- [TEXT EXCERPT]:
________________________

Well-known, high-profile deals like Daimler-Benz-Chrysler; Time Warner-AOL; Quaker Oats-Snapple; Sears-Kmart; Google-Motorola; Sprint-Nextel, are extreme examples of deals not meeting expectations.  A number of factors lead to poor M&A results.  These include: simply paying too much; fundamental cultural mismatch; massive infrastructure incompatibilities; significant redundancies; or no product synergy, whatsoever (i.e., the marriage simply wasn’t ever going to generate products customers would consider more valuable).

As someone who has bought companies as a Fortune 500 investment committee member, and as a valuation and investment advisor for M&A clients, I’ve found the team you select to be your investment advisor plays a significant role in the amount of value created in the deal.  I hope my thoughts might help you pick the right investment advisor, and significantly increase the likelihood of you achieving your M&A goals.  I’ve listed characteristics I think exist in all exceptional advisors.   An exceptional investment advisor:

1) Asks “Why?”.

You’ve likely heard of Simon Sinek’s Golden Circle paradigm or Paul Ambruso’s use of the “5 Whys” to discern the root cause of success and failure.  The “5 Why” approach was derived from Taiichi Ohno’s 1960s Toyota Production System methodology.  Its purpose is to identify inefficiencies, waste, inconsistencies in manufacturing.  Most importantly, the technique can help people discover and objectively assess assumptions, biases, facts, priorities of any endeavor – personal or professional.  In our case, buying or selling a business.  The “5 Why” method states that clear insight leads to the best decision, and that insight is likely to come only after you’ve assessed answers to five iterations of “Why?”.  For example, your investment advisor might ask, “Why do you want to buy a business?, Why do you think buying another company will lead to greater innovation?, Why do you think this type of research capability will lead to needed innovation?  And, so on.  Asking “Why” throughout the M&A process leads to clearer understanding of why a certain type of company or investors would be the best match.  An exceptional advisor asks “Why” to constantly validate assumptions, eliminate wasted effort, explore new deal options, and sustain deal focus.

2) Understands your business

As an M&A advisor, there is no adequate substitute for deep understanding of a client’s operations and industry sector.  Having empirical insight into current and future industry trends, enabling technologies, and inter-dependent industries dramatically heightens the value ceiling.  An exceptional investment advisor will use this insight, and that of her other industry experts, to develop a set of optimal investment candidates for each client.

3) Spearfishes

Last year, a friend of mine told me of her exciting trip to Bora Bora (How nice is that?)  She said the restaurant would take their dinner order the day before, so that snorkelers could search for the exact type and number of fish needed for their guests’ dinners.   No waste in effort, time, or resources (fish not on the menu appreciated that).  The diver knew the depth and location to find the type and size of desired fish.  An exceptional investment advisor will find those investors and companies that most value a specific client’s offering.  Through use of the “5 Whys” and other analytic methods (e.g., Porter’s 5 Forces) to build a well-defined target profile, the advisor will quickly identify superior matches for each client.

________________________

- [LISTED ENTRIES]:
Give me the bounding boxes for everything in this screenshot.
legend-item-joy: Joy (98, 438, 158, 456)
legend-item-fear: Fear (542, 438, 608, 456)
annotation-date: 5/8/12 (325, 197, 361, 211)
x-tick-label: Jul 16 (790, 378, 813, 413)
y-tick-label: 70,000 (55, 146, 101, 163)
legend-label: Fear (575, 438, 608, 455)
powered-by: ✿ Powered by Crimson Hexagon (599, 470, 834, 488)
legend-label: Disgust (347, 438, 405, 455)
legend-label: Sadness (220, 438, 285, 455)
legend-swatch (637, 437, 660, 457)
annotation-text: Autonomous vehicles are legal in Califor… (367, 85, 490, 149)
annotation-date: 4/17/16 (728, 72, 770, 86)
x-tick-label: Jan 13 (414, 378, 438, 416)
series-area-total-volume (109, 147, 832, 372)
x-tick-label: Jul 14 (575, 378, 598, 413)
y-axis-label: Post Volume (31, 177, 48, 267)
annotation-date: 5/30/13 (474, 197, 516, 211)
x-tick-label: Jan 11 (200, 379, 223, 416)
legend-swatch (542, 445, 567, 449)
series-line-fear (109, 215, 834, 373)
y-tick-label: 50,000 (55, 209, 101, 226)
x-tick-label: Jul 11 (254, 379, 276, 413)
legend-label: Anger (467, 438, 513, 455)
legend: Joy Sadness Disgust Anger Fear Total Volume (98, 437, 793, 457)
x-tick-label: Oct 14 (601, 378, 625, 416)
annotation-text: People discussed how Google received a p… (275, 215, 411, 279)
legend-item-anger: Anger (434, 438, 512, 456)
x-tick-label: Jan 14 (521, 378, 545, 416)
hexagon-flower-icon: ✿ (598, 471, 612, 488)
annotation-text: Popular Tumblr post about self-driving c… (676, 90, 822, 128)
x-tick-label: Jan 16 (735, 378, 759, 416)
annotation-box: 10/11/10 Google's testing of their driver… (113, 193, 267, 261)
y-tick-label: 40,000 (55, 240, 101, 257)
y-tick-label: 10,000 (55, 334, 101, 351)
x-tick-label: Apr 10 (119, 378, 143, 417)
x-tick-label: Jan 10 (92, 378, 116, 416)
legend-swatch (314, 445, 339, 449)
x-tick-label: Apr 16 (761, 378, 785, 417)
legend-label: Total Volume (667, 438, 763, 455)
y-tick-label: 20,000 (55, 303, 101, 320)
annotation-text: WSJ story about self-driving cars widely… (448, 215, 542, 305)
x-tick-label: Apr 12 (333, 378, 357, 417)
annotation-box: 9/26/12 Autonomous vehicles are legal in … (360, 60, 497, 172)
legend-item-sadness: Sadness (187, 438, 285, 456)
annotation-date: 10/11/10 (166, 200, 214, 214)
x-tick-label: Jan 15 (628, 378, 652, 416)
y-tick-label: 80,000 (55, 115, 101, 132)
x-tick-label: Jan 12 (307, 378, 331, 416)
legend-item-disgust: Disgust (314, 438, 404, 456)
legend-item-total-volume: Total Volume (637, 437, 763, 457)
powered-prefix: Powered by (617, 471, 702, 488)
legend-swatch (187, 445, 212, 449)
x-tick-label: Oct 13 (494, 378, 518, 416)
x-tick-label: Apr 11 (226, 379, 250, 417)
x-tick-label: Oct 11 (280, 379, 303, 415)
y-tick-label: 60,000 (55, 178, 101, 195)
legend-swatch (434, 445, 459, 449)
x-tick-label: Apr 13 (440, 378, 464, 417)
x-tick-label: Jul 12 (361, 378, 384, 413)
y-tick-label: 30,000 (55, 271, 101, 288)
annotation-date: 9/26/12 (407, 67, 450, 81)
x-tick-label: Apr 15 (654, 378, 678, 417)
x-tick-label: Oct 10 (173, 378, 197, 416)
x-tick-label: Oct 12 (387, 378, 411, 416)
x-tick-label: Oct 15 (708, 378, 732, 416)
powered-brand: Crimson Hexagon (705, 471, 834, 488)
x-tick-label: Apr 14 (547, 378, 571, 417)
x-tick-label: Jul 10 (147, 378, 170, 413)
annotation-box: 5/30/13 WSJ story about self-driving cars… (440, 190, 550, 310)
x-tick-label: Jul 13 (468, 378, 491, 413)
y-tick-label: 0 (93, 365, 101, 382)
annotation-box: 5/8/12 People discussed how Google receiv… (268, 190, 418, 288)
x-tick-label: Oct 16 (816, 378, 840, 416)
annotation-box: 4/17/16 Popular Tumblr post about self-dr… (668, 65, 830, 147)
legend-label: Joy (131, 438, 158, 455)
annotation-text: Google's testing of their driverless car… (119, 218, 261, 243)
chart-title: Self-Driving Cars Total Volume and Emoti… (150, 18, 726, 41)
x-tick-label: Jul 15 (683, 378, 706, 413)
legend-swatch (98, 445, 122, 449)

________________________

- [INSTRUCTIONS TO FOLLOW]:
Write the next part of the text on choosing an M&A investment advisor, picking up after its last sentence. The items have no connection to the text on choosing an M&A investment advisor.

- [RESPONSE BELOW]:
4) Leverages global reach and local insight

In searching for their client’s best investment candidates, it is sometimes more efficient and expeditious for advisors to contact corporate, institutional, and private investors with whom they regularly do business – “the usual suspects.”  Because of established trust and understanding regarding these investors’ preferences and capabilities, advisors will work within their established networks.  That’s understandable.  But, the best strategic partner, the one that may most value the client’s offering is often not within any investor’s direct set of contacts.  The best advisor is one who will leverage an expansive global investor network that connects multiple industries.  Investors who most value your offering may be in Singapore, Prague, Estonia, or Shanghai.  An exceptional investment advisor will leverage access to trusted M&A colleagues with deep understanding of financial markets, industries, and companies in each region of the world – allowing them to open discussions with new investors and corporate networks that promise to hold greatest interest in the deal.

5) Takes business, personally

If the human body is 60% water, I surmise at least 60% of a company’s value is its people.  Or maybe, applying the Pareto Principal, 80% of a corporation’s value is its people.  A good investment advisor is constantly mindful that M&A success depends on people to embrace and support implementation – before and after the deal.  Having been an entrepreneur, and having worked to grow small businesses for nearly twenty years, finding a phenomenal, successful M&A match helps to improve the lives of people in each company.  Or, it should.  Cultural rifts and redundancy layoffs can destroy the deal, its value, and peoples’ lives.  Applying the previous four facets helps create and expand deal value.  An exceptional investment advisor knows that business is personal, and that the company’s greatest value asset must be supported, nurtured, and challenged.  A successful M&A deal will do that.

There are many exemplary investment banks and advisory groups around the world.  Whether it be a top-tier large firm, or one with a boutique focus, these firms have phenomenal analytic research, and deal-making talent.  I know this from my own experience.

My only suggestion is that you chose an investment advisor who also possesses the five qualities mentioned above.  If you do, I am confident you’ll capture exceptional value in your deal.

If you are looking to optimize the value of your investment within an operation, I encourage you to evaluate ONEtoONE Corporate Finance: a firm dedicated to provided the highest value services to their clients through transparency and professionalism. For more information click the button below.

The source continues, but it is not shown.